> _REQUIRED WORK_
Where a line contains the string "name", copy that line.

> _RECORD EXCERPTS_
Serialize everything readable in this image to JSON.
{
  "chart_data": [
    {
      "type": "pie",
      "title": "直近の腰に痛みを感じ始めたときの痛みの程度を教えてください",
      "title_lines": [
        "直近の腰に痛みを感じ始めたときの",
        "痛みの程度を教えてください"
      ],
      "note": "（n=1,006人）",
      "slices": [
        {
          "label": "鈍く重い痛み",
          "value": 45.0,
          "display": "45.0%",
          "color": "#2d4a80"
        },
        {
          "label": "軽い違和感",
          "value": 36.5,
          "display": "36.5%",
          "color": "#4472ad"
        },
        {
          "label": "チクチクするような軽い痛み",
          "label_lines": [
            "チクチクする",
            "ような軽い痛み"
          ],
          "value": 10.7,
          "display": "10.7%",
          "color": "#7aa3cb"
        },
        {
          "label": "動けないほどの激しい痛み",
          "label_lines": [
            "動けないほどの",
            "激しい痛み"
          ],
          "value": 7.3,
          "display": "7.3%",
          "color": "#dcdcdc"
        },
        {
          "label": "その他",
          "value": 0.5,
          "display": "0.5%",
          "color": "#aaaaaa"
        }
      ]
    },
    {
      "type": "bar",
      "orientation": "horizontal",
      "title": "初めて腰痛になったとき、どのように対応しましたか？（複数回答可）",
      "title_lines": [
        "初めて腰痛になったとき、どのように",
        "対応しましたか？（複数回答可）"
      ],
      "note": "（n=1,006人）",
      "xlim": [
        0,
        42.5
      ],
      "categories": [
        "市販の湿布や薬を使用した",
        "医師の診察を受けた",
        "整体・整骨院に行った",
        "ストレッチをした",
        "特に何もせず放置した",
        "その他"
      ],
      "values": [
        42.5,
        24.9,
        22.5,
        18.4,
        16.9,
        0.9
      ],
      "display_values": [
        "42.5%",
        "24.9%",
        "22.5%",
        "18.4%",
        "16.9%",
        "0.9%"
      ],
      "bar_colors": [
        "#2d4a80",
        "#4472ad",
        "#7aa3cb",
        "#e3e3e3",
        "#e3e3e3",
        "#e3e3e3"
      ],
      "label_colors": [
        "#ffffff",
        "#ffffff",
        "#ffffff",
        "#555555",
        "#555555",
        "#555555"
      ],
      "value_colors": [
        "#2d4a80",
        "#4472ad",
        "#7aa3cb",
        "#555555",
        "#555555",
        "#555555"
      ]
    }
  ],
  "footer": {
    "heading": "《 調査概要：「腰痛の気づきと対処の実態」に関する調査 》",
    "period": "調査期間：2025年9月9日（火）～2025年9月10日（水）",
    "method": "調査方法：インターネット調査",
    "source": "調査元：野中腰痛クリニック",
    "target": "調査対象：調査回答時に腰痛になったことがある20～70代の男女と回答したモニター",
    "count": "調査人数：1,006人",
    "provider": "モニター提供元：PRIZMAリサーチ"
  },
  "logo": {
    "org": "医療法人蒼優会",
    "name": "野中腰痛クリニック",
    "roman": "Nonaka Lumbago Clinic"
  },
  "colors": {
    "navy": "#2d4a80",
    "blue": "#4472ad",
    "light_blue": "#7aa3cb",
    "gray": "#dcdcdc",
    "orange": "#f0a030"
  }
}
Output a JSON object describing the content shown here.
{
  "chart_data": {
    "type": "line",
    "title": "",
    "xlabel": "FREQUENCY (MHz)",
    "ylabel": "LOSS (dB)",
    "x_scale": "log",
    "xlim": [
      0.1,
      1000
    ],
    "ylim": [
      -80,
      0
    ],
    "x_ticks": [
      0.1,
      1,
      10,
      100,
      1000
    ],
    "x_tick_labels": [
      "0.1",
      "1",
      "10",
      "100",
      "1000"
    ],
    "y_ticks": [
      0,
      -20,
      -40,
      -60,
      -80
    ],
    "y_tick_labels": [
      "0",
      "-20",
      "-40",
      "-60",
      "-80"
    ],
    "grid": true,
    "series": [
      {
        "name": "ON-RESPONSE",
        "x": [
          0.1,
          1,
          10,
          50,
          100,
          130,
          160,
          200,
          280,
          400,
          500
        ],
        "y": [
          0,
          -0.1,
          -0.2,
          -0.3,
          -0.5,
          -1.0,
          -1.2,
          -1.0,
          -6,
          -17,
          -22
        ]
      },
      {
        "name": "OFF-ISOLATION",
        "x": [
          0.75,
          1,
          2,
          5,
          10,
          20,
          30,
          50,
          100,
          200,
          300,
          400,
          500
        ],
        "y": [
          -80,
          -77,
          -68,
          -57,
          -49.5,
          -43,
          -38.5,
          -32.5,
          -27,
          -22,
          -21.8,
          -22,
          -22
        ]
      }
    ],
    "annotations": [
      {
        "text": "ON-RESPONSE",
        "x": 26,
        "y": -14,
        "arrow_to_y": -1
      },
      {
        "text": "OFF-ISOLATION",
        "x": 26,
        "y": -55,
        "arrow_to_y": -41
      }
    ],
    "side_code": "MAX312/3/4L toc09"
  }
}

> _SOLUTION FOR THIS EXERCISE_
    "name": "野中腰痛クリニック",
        "name": "ON-RESPONSE",
        "name": "OFF-ISOLATION",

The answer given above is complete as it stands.